---------- Provided entries ----------

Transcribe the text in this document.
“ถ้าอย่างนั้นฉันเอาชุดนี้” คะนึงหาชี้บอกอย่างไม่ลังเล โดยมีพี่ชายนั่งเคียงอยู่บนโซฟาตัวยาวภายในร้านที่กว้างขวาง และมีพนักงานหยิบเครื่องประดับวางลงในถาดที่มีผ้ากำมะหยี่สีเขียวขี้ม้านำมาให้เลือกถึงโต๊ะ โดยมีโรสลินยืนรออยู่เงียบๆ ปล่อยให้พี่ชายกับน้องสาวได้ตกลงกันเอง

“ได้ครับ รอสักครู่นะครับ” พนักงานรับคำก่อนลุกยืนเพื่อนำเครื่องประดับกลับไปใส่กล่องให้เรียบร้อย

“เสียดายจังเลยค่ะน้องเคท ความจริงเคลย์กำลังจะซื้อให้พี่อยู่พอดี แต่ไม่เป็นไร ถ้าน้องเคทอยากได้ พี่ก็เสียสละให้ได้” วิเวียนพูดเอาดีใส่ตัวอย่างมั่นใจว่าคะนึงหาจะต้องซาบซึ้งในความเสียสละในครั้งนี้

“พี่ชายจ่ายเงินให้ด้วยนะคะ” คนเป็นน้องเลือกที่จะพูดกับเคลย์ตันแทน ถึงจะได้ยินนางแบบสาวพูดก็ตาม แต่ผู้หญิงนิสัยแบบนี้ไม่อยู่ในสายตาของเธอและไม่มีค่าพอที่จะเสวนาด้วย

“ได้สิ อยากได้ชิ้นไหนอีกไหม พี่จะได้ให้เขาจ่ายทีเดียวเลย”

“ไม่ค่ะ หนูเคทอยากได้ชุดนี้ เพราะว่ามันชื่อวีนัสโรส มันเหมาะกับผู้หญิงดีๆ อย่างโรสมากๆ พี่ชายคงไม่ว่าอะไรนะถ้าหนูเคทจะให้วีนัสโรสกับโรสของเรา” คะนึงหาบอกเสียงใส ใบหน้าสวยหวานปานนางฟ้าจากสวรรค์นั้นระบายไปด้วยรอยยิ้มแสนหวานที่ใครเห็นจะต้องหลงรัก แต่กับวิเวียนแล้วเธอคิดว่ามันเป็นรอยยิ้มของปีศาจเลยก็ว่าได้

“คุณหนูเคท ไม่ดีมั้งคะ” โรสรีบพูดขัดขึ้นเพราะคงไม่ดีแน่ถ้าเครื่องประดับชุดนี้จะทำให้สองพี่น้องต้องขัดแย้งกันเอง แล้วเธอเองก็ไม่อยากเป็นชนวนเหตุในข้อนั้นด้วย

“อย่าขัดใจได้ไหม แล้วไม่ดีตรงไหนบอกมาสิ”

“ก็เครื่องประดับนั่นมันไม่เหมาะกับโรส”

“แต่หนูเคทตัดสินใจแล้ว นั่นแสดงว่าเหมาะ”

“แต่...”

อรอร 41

----------

Reproduce the listing shown above in its entirety, exactly.

**Exercise result**
Transcribe the text in this document.
“ถ้าอย่างนั้นฉันเอาชุดนี้” คะนึงหาชี้บอกอย่างไม่ลังเล โดยมีพี่ชายนั่งเคียงอยู่บนโซฟาตัวยาวภายในร้านที่กว้างขวาง และมีพนักงานหยิบเครื่องประดับวางลงในถาดที่มีผ้ากำมะหยี่สีเขียวขี้ม้านำมาให้เลือกถึงโต๊ะ โดยมีโรสลินยืนรออยู่เงียบๆ ปล่อยให้พี่ชายกับน้องสาวได้ตกลงกันเอง

“ได้ครับ รอสักครู่นะครับ” พนักงานรับคำก่อนลุกยืนเพื่อนำเครื่องประดับกลับไปใส่กล่องให้เรียบร้อย

“เสียดายจังเลยค่ะน้องเคท ความจริงเคลย์กำลังจะซื้อให้พี่อยู่พอดี แต่ไม่เป็นไร ถ้าน้องเคทอยากได้ พี่ก็เสียสละให้ได้” วิเวียนพูดเอาดีใส่ตัวอย่างมั่นใจว่าคะนึงหาจะต้องซาบซึ้งในความเสียสละในครั้งนี้

“พี่ชายจ่ายเงินให้ด้วยนะคะ” คนเป็นน้องเลือกที่จะพูดกับเคลย์ตันแทน ถึงจะได้ยินนางแบบสาวพูดก็ตาม แต่ผู้หญิงนิสัยแบบนี้ไม่อยู่ในสายตาของเธอและไม่มีค่าพอที่จะเสวนาด้วย

“ได้สิ อยากได้ชิ้นไหนอีกไหม พี่จะได้ให้เขาจ่ายทีเดียวเลย”

“ไม่ค่ะ หนูเคทอยากได้ชุดนี้ เพราะว่ามันชื่อวีนัสโรส มันเหมาะกับผู้หญิงดีๆ อย่างโรสมากๆ พี่ชายคงไม่ว่าอะไรนะถ้าหนูเคทจะให้วีนัสโรสกับโรสของเรา” คะนึงหาบอกเสียงใส ใบหน้าสวยหวานปานนางฟ้าจากสวรรค์นั้นระบายไปด้วยรอยยิ้มแสนหวานที่ใครเห็นจะต้องหลงรัก แต่กับวิเวียนแล้วเธอคิดว่ามันเป็นรอยยิ้มของปีศาจเลยก็ว่าได้

“คุณหนูเคท ไม่ดีมั้งคะ” โรสรีบพูดขัดขึ้นเพราะคงไม่ดีแน่ถ้าเครื่องประดับชุดนี้จะทำให้สองพี่น้องต้องขัดแย้งกันเอง แล้วเธอเองก็ไม่อยากเป็นชนวนเหตุในข้อนั้นด้วย

“อย่าขัดใจได้ไหม แล้วไม่ดีตรงไหนบอกมาสิ”

“ก็เครื่องประดับนั่นมันไม่เหมาะกับโรส”

“แต่หนูเคทตัดสินใจแล้ว นั่นแสดงว่าเหมาะ”

“แต่...”

อรอร 41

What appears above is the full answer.